--- start Material supplied ---

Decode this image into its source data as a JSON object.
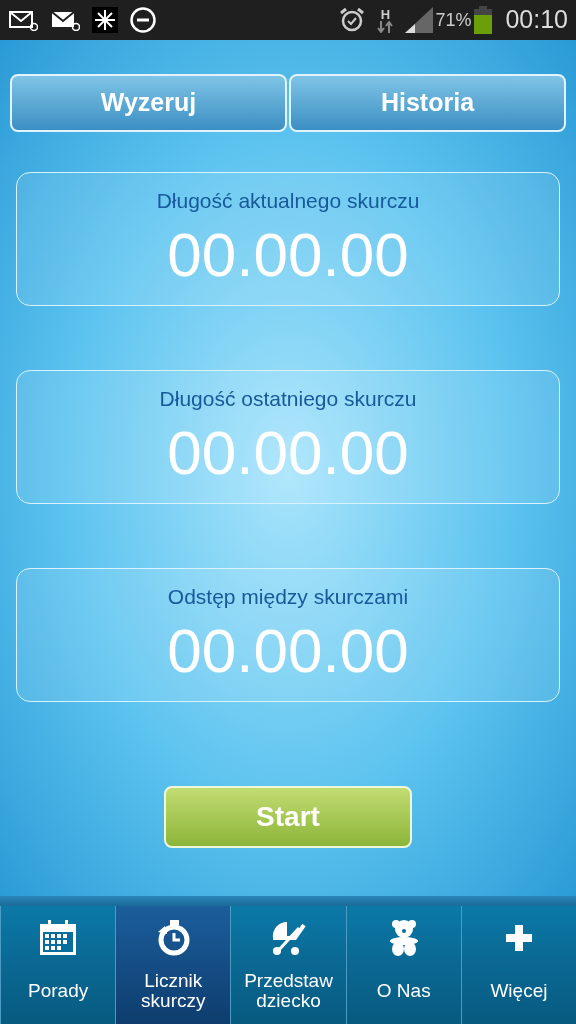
{
  "status_bar": {
    "network_type": "H",
    "battery_text": "71%",
    "time": "00:10"
  },
  "top_buttons": [
    {
      "label": "Wyzeruj"
    },
    {
      "label": "Historia"
    }
  ],
  "timers": [
    {
      "label": "Długość aktualnego skurczu",
      "value": "00.00.00"
    },
    {
      "label": "Długość ostatniego skurczu",
      "value": "00.00.00"
    },
    {
      "label": "Odstęp między skurczami",
      "value": "00.00.00"
    }
  ],
  "start_button": {
    "label": "Start"
  },
  "bottom_nav": [
    {
      "kind": "calendar",
      "label": "Porady",
      "selected": false
    },
    {
      "kind": "stopwatch",
      "label": "Licznik skurczy",
      "selected": true
    },
    {
      "kind": "stroller",
      "label": "Przedstaw dziecko",
      "selected": false
    },
    {
      "kind": "teddy",
      "label": "O Nas",
      "selected": false
    },
    {
      "kind": "plus",
      "label": "Więcej",
      "selected": false
    }
  ]
}
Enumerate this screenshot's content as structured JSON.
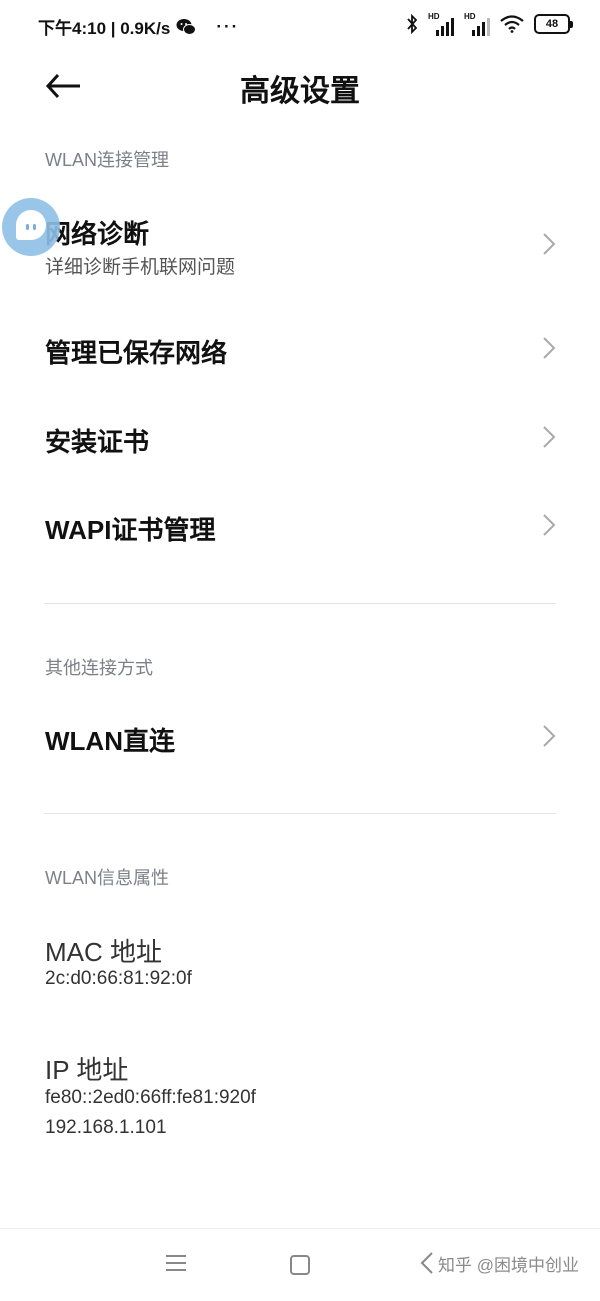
{
  "status_bar": {
    "time_speed": "下午4:10 | 0.9K/s",
    "more": "···",
    "sim1_label": "HD",
    "sim2_label": "HD",
    "battery": "48",
    "icons": [
      "wechat-icon",
      "bluetooth-icon",
      "signal-icon",
      "wifi-icon",
      "battery-icon"
    ]
  },
  "header": {
    "title": "高级设置",
    "back_icon": "arrow-left-icon"
  },
  "sections": {
    "wlan_manage": "WLAN连接管理",
    "other_connect": "其他连接方式",
    "wlan_info": "WLAN信息属性"
  },
  "rows": {
    "diagnosis": {
      "title": "网络诊断",
      "subtitle": "详细诊断手机联网问题"
    },
    "saved_networks": {
      "title": "管理已保存网络"
    },
    "install_cert": {
      "title": "安装证书"
    },
    "wapi_cert": {
      "title": "WAPI证书管理"
    },
    "wlan_direct": {
      "title": "WLAN直连"
    }
  },
  "info": {
    "mac": {
      "title": "MAC 地址",
      "value": "2c:d0:66:81:92:0f"
    },
    "ip": {
      "title": "IP 地址",
      "value_v6": "fe80::2ed0:66ff:fe81:920f",
      "value_v4": "192.168.1.101"
    }
  },
  "nav": {
    "watermark": "知乎 @困境中创业"
  },
  "colors": {
    "section_label": "#7c8088",
    "bubble": "#8fc0e6",
    "divider": "#e4e4e4"
  }
}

--- end Material supplied ---

• **Stated problem**: Without the pictures, write out every entry precisely as it appears.

• **In response**:
Decode this image into its source data as a JSON object.
{
  "status_bar": {
    "network_type": "H",
    "battery_text": "71%",
    "time": "00:10"
  },
  "top_buttons": [
    {
      "label": "Wyzeruj"
    },
    {
      "label": "Historia"
    }
  ],
  "timers": [
    {
      "label": "Długość aktualnego skurczu",
      "value": "00.00.00"
    },
    {
      "label": "Długość ostatniego skurczu",
      "value": "00.00.00"
    },
    {
      "label": "Odstęp między skurczami",
      "value": "00.00.00"
    }
  ],
  "start_button": {
    "label": "Start"
  },
  "bottom_nav": [
    {
      "kind": "calendar",
      "label": "Porady",
      "selected": false
    },
    {
      "kind": "stopwatch",
      "label": "Licznik skurczy",
      "selected": true
    },
    {
      "kind": "stroller",
      "label": "Przedstaw dziecko",
      "selected": false
    },
    {
      "kind": "teddy",
      "label": "O Nas",
      "selected": false
    },
    {
      "kind": "plus",
      "label": "Więcej",
      "selected": false
    }
  ]
}
Enumerate this screenshot's content as structured JSON.
{
  "status_bar": {
    "time_speed": "下午4:10 | 0.9K/s",
    "more": "···",
    "sim1_label": "HD",
    "sim2_label": "HD",
    "battery": "48",
    "icons": [
      "wechat-icon",
      "bluetooth-icon",
      "signal-icon",
      "wifi-icon",
      "battery-icon"
    ]
  },
  "header": {
    "title": "高级设置",
    "back_icon": "arrow-left-icon"
  },
  "sections": {
    "wlan_manage": "WLAN连接管理",
    "other_connect": "其他连接方式",
    "wlan_info": "WLAN信息属性"
  },
  "rows": {
    "diagnosis": {
      "title": "网络诊断",
      "subtitle": "详细诊断手机联网问题"
    },
    "saved_networks": {
      "title": "管理已保存网络"
    },
    "install_cert": {
      "title": "安装证书"
    },
    "wapi_cert": {
      "title": "WAPI证书管理"
    },
    "wlan_direct": {
      "title": "WLAN直连"
    }
  },
  "info": {
    "mac": {
      "title": "MAC 地址",
      "value": "2c:d0:66:81:92:0f"
    },
    "ip": {
      "title": "IP 地址",
      "value_v6": "fe80::2ed0:66ff:fe81:920f",
      "value_v4": "192.168.1.101"
    }
  },
  "nav": {
    "watermark": "知乎 @困境中创业"
  },
  "colors": {
    "section_label": "#7c8088",
    "bubble": "#8fc0e6",
    "divider": "#e4e4e4"
  }
}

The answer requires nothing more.